- What the task asks: From the listing below, pull out the lines that hold "Year".

- Source material:
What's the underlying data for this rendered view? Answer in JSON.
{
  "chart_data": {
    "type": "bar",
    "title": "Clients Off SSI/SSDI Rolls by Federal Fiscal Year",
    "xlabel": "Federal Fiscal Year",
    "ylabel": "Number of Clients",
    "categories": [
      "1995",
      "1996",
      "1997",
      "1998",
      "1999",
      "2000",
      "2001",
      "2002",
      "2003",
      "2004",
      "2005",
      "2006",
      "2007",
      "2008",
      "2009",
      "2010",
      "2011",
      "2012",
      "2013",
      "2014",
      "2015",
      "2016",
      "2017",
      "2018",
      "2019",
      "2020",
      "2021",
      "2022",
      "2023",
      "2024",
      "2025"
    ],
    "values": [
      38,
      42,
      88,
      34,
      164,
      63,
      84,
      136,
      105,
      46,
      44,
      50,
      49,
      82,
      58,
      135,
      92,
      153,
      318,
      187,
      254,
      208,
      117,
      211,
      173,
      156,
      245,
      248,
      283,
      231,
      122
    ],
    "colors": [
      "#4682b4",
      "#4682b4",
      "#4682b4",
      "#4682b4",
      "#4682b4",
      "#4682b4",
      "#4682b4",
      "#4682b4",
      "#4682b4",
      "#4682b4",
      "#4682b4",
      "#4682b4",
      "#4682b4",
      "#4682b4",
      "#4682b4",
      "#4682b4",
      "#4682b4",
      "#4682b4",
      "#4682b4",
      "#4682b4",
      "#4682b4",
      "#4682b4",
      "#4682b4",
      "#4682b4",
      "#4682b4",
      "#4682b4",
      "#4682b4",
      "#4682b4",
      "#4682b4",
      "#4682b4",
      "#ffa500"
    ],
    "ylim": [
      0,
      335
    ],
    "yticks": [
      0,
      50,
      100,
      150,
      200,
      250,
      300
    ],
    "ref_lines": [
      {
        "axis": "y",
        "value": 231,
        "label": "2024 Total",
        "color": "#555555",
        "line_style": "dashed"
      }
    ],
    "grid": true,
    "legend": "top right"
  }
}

- Full solution:
    "title": "Clients Off SSI/SSDI Rolls by Federal Fiscal Year",
    "xlabel": "Federal Fiscal Year",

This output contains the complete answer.